● **Supplied data**

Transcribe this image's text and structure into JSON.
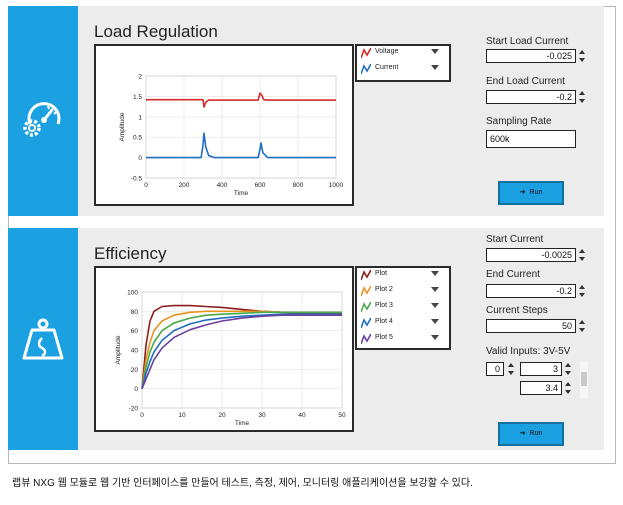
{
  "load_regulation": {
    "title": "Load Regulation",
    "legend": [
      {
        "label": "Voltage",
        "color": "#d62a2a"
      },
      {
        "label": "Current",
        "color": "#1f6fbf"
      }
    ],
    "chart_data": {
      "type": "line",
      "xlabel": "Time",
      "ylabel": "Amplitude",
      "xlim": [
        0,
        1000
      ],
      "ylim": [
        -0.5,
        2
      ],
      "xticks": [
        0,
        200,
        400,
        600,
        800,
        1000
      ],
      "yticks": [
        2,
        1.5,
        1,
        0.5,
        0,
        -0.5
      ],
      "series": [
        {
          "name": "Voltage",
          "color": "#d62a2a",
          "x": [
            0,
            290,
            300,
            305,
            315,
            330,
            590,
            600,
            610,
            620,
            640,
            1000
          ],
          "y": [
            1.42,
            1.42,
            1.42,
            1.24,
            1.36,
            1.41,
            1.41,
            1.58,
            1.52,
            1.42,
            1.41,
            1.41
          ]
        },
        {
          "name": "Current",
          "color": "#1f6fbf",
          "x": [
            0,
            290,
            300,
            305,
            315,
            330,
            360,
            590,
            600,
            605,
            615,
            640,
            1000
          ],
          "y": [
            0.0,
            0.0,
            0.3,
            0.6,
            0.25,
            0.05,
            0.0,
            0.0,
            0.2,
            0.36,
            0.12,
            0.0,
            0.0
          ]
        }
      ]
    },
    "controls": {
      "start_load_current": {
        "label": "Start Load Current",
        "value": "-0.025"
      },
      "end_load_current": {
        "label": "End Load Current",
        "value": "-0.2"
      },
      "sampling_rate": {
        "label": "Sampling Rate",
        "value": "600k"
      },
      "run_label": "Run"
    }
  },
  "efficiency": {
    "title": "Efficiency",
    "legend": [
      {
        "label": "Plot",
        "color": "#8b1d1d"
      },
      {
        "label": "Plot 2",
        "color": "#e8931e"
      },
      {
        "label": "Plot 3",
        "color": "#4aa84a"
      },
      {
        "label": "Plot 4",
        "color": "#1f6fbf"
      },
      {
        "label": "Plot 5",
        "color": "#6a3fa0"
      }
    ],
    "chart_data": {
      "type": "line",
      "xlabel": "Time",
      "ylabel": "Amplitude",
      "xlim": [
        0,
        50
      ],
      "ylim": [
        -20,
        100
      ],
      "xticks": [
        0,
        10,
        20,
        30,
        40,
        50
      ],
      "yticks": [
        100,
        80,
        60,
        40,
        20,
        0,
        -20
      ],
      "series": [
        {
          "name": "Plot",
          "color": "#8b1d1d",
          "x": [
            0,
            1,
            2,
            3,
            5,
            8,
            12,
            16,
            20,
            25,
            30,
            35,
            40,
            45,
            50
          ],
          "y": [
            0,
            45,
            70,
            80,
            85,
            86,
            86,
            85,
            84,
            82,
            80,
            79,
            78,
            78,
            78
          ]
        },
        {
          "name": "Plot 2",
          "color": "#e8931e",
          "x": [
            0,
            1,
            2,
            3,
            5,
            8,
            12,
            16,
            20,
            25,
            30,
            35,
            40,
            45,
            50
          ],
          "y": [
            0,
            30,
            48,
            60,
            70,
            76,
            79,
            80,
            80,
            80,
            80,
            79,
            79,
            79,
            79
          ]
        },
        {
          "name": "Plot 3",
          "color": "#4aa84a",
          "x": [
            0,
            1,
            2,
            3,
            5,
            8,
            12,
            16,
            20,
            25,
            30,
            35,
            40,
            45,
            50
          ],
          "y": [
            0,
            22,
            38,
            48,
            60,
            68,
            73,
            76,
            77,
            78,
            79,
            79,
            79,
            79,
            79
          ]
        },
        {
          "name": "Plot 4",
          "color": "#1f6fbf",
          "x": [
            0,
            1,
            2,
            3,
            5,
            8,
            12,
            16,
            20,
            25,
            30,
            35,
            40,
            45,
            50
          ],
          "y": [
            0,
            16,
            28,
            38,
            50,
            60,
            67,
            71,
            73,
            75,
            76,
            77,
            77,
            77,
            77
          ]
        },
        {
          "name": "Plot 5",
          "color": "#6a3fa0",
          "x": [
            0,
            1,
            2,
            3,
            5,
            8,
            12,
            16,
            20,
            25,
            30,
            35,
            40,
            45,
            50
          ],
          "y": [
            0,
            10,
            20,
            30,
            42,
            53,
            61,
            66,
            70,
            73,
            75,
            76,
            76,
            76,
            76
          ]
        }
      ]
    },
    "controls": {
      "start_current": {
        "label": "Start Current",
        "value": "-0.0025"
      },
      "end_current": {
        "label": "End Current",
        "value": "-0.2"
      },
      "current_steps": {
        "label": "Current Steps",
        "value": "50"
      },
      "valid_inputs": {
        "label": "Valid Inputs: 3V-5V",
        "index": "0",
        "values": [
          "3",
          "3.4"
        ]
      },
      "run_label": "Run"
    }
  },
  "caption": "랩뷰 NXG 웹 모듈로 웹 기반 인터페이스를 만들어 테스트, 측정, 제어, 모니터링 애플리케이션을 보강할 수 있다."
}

==

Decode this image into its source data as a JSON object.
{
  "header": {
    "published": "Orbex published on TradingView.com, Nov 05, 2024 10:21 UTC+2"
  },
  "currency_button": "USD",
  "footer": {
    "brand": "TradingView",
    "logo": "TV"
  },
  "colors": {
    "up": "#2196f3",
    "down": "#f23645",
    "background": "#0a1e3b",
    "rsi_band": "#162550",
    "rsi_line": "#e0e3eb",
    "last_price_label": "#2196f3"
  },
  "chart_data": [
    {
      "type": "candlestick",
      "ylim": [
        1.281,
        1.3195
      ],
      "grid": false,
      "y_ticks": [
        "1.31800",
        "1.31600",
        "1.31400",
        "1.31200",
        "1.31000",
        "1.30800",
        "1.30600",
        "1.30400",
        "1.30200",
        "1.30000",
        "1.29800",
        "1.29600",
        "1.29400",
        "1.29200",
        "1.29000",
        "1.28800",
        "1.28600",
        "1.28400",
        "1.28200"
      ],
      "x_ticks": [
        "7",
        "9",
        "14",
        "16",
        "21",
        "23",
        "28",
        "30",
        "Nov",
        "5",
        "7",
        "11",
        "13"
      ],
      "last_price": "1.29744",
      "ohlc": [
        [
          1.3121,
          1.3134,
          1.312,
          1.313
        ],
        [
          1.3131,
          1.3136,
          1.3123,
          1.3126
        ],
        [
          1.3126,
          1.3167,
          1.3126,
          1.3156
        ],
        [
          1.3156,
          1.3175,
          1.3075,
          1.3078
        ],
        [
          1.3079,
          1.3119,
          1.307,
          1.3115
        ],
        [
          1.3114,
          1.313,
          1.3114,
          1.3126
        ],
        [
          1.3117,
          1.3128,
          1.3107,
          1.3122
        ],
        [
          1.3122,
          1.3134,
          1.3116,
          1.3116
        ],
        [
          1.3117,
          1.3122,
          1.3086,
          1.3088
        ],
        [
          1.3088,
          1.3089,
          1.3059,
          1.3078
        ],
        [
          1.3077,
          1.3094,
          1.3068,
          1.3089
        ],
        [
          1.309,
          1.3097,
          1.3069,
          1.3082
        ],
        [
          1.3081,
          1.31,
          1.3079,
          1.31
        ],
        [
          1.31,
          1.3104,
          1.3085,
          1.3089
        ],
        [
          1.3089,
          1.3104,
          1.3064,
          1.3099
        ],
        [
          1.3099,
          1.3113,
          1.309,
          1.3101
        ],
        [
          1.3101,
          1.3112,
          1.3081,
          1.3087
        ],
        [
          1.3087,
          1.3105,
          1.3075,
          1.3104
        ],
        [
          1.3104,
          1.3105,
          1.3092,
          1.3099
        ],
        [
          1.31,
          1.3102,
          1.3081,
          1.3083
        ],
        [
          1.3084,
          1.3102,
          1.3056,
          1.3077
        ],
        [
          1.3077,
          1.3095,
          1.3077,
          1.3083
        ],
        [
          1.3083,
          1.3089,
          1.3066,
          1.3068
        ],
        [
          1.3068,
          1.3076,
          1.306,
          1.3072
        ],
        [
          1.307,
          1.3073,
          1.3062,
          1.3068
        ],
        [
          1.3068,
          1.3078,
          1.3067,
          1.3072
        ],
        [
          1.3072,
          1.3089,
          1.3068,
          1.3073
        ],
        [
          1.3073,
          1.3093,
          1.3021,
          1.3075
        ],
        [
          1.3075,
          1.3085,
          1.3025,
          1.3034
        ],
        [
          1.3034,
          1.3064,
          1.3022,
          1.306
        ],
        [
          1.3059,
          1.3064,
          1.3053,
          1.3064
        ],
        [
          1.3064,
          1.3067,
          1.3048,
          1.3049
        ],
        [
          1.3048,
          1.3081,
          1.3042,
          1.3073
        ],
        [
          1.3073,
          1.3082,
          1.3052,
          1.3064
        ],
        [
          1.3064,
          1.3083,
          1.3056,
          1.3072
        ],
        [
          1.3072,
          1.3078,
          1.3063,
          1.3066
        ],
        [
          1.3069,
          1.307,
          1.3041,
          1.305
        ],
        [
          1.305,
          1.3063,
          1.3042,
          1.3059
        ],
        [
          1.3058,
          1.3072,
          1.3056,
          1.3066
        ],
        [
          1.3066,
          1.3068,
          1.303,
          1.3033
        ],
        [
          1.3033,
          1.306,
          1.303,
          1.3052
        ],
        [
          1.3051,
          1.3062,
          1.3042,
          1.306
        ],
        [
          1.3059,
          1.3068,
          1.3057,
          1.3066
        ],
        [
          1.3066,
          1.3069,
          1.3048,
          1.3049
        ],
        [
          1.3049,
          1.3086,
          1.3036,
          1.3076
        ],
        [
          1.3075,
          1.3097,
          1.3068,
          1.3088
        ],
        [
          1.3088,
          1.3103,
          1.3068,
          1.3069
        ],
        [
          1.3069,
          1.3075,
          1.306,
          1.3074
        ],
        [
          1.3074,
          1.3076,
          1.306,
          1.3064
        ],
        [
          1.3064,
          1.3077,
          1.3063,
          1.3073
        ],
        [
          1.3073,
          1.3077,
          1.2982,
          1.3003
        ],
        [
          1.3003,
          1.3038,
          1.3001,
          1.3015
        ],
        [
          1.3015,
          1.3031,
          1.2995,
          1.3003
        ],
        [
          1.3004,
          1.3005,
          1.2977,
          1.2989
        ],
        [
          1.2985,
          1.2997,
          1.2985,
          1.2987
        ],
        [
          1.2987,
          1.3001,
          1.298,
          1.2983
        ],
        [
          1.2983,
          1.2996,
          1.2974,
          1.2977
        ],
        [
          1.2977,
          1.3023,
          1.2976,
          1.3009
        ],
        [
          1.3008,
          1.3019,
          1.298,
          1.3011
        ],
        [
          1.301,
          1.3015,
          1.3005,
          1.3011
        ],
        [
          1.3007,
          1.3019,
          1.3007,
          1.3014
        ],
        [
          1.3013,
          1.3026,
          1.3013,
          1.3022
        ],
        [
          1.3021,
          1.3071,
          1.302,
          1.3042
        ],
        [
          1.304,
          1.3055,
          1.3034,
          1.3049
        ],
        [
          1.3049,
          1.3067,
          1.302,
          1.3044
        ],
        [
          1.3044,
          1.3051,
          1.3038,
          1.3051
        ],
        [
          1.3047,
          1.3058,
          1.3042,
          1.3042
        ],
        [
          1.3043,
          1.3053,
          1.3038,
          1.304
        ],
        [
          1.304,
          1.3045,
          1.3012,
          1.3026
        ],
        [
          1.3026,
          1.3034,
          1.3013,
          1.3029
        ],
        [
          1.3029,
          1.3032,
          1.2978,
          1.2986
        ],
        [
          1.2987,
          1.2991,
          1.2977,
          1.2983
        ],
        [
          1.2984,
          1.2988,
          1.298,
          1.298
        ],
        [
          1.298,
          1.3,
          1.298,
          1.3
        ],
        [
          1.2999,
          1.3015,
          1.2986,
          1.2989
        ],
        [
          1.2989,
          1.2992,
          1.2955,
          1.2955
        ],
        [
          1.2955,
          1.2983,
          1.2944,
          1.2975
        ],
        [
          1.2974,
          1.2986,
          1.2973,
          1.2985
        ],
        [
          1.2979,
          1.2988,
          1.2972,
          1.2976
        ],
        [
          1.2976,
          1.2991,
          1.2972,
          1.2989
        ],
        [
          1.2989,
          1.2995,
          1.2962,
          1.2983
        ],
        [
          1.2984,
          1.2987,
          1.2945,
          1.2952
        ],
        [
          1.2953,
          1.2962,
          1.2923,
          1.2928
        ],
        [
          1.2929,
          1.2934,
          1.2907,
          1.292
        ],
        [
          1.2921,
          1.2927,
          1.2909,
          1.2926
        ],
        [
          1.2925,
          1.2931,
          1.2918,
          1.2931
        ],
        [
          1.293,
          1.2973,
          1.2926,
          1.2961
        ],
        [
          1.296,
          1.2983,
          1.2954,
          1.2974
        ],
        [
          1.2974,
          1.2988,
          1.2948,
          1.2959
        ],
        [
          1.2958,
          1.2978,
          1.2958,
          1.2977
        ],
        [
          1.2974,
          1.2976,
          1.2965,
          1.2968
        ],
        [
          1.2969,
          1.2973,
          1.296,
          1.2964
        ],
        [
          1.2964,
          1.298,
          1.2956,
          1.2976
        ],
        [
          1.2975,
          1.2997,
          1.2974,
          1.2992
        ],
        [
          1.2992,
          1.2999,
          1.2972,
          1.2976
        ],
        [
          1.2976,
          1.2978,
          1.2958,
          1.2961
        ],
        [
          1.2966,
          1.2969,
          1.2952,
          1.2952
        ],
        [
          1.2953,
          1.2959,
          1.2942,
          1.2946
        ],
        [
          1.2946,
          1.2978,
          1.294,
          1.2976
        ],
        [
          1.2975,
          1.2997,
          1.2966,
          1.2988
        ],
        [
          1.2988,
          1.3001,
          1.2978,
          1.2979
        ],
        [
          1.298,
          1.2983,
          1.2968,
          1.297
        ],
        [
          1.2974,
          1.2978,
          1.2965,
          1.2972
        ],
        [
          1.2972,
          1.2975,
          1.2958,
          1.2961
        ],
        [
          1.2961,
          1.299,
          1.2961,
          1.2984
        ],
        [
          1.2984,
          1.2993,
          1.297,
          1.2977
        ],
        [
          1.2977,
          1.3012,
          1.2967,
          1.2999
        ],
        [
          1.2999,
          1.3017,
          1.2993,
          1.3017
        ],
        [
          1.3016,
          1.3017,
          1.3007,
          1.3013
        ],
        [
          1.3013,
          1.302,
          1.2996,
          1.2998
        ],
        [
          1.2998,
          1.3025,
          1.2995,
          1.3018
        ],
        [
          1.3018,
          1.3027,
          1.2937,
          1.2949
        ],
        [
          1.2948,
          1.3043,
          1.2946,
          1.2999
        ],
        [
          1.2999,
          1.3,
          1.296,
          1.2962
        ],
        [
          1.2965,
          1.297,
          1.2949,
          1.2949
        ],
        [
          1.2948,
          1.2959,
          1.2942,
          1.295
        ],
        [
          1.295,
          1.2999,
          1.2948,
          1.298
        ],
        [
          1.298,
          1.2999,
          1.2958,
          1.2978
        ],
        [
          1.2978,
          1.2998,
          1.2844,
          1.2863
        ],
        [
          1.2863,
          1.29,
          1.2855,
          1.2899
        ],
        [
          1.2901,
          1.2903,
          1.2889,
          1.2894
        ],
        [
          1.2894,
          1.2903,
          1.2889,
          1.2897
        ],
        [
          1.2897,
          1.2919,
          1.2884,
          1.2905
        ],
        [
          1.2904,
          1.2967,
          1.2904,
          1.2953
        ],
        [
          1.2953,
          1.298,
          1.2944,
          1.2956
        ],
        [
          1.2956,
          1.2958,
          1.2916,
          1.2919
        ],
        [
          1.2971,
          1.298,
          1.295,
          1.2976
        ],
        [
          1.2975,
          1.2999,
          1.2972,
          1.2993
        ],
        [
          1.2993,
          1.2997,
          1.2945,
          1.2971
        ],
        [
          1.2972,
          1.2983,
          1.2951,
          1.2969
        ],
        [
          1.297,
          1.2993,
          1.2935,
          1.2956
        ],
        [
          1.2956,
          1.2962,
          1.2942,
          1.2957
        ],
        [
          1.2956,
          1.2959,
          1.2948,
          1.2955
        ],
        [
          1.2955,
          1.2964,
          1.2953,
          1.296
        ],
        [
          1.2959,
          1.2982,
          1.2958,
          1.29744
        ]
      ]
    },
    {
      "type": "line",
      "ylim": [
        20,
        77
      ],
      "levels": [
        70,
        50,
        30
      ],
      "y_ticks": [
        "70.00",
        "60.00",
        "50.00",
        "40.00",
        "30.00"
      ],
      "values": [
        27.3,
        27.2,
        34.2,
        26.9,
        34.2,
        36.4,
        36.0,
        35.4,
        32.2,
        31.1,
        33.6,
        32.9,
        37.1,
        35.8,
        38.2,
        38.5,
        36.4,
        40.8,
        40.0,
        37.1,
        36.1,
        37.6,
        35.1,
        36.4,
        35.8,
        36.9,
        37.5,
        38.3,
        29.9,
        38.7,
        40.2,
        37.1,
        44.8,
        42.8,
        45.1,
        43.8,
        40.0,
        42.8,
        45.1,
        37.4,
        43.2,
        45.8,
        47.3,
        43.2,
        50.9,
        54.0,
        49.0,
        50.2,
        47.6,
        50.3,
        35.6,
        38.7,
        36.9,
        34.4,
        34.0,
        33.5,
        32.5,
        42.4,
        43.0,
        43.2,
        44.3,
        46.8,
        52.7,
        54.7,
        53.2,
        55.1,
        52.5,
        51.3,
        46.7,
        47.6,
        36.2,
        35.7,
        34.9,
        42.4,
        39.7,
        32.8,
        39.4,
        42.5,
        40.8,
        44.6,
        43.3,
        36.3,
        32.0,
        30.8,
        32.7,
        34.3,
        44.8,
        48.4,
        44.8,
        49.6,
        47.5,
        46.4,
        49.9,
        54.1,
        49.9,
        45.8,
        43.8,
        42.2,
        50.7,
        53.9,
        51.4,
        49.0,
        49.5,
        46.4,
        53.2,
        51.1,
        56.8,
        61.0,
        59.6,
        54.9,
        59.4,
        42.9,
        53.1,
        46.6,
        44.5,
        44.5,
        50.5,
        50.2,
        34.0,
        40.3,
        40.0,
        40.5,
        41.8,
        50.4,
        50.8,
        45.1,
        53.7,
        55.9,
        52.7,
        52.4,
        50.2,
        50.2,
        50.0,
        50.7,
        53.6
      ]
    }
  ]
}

● **Exercise directions**
Scan the lines above for "image", then copy every one that has it.

● **Exercise answer**
Transcribe this image's text and structure into JSON.
Decode this image into its source data as a JSON object.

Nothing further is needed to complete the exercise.